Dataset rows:
* begin *

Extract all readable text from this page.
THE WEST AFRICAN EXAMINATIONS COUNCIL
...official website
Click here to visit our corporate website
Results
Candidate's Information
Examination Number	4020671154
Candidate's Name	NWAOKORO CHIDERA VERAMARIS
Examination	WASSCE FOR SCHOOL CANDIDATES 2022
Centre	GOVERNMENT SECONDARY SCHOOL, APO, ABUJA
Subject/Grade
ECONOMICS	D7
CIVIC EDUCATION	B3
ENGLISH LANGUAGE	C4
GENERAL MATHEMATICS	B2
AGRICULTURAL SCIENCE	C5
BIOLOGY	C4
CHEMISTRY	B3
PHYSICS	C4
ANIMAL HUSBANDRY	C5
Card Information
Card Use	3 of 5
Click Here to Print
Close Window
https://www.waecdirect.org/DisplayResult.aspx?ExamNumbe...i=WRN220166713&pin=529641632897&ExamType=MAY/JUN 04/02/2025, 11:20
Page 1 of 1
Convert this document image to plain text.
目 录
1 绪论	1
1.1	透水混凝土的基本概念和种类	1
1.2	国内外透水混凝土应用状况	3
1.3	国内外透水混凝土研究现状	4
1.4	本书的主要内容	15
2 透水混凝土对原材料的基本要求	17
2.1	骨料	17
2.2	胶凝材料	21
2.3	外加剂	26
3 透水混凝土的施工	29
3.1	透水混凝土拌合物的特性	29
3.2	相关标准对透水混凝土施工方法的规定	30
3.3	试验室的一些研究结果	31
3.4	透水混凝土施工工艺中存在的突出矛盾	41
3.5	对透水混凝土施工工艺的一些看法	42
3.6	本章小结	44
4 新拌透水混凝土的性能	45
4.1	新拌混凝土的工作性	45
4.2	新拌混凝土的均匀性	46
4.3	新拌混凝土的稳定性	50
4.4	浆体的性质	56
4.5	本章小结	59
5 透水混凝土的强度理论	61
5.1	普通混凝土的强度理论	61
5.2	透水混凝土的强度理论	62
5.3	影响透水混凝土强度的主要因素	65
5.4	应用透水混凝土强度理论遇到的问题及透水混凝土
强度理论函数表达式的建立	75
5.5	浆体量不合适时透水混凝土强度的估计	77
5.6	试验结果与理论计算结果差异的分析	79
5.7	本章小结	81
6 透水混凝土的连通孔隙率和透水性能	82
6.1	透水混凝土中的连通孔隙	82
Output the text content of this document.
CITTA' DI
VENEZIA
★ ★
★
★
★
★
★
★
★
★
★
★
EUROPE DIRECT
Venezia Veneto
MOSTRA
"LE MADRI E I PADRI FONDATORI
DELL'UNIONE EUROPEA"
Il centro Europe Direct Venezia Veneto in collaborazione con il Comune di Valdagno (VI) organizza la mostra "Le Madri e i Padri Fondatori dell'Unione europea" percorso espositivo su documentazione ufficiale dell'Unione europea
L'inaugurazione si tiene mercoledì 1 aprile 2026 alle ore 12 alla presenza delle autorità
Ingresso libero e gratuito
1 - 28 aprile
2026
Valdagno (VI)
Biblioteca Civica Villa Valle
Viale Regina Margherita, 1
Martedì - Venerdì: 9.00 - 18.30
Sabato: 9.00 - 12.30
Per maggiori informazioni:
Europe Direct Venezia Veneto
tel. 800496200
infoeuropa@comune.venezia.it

* end *

## [YOUR GOAL]
Take the entries above and transcribe them in full.

## [OUTPUT FOR THIS EXERCISE]
Extract all readable text from this page.
THE WEST AFRICAN EXAMINATIONS COUNCIL
...official website
Click here to visit our corporate website
Results
Candidate's Information
Examination Number	4020671154
Candidate's Name	NWAOKORO CHIDERA VERAMARIS
Examination	WASSCE FOR SCHOOL CANDIDATES 2022
Centre	GOVERNMENT SECONDARY SCHOOL, APO, ABUJA
Subject/Grade
ECONOMICS	D7
CIVIC EDUCATION	B3
ENGLISH LANGUAGE	C4
GENERAL MATHEMATICS	B2
AGRICULTURAL SCIENCE	C5
BIOLOGY	C4
CHEMISTRY	B3
PHYSICS	C4
ANIMAL HUSBANDRY	C5
Card Information
Card Use	3 of 5
Click Here to Print
Close Window
https://www.waecdirect.org/DisplayResult.aspx?ExamNumbe...i=WRN220166713&pin=529641632897&ExamType=MAY/JUN 04/02/2025, 11:20
Page 1 of 1
Convert this document image to plain text.
目 录
1 绪论	1
1.1	透水混凝土的基本概念和种类	1
1.2	国内外透水混凝土应用状况	3
1.3	国内外透水混凝土研究现状	4
1.4	本书的主要内容	15
2 透水混凝土对原材料的基本要求	17
2.1	骨料	17
2.2	胶凝材料	21
2.3	外加剂	26
3 透水混凝土的施工	29
3.1	透水混凝土拌合物的特性	29
3.2	相关标准对透水混凝土施工方法的规定	30
3.3	试验室的一些研究结果	31
3.4	透水混凝土施工工艺中存在的突出矛盾	41
3.5	对透水混凝土施工工艺的一些看法	42
3.6	本章小结	44
4 新拌透水混凝土的性能	45
4.1	新拌混凝土的工作性	45
4.2	新拌混凝土的均匀性	46
4.3	新拌混凝土的稳定性	50
4.4	浆体的性质	56
4.5	本章小结	59
5 透水混凝土的强度理论	61
5.1	普通混凝土的强度理论	61
5.2	透水混凝土的强度理论	62
5.3	影响透水混凝土强度的主要因素	65
5.4	应用透水混凝土强度理论遇到的问题及透水混凝土
强度理论函数表达式的建立	75
5.5	浆体量不合适时透水混凝土强度的估计	77
5.6	试验结果与理论计算结果差异的分析	79
5.7	本章小结	81
6 透水混凝土的连通孔隙率和透水性能	82
6.1	透水混凝土中的连通孔隙	82
Output the text content of this document.
CITTA' DI
VENEZIA
★ ★
★
★
★
★
★
★
★
★
★
★
EUROPE DIRECT
Venezia Veneto
MOSTRA
"LE MADRI E I PADRI FONDATORI
DELL'UNIONE EUROPEA"
Il centro Europe Direct Venezia Veneto in collaborazione con il Comune di Valdagno (VI) organizza la mostra "Le Madri e i Padri Fondatori dell'Unione europea" percorso espositivo su documentazione ufficiale dell'Unione europea
L'inaugurazione si tiene mercoledì 1 aprile 2026 alle ore 12 alla presenza delle autorità
Ingresso libero e gratuito
1 - 28 aprile
2026
Valdagno (VI)
Biblioteca Civica Villa Valle
Viale Regina Margherita, 1
Martedì - Venerdì: 9.00 - 18.30
Sabato: 9.00 - 12.30
Per maggiori informazioni:
Europe Direct Venezia Veneto
tel. 800496200
infoeuropa@comune.venezia.it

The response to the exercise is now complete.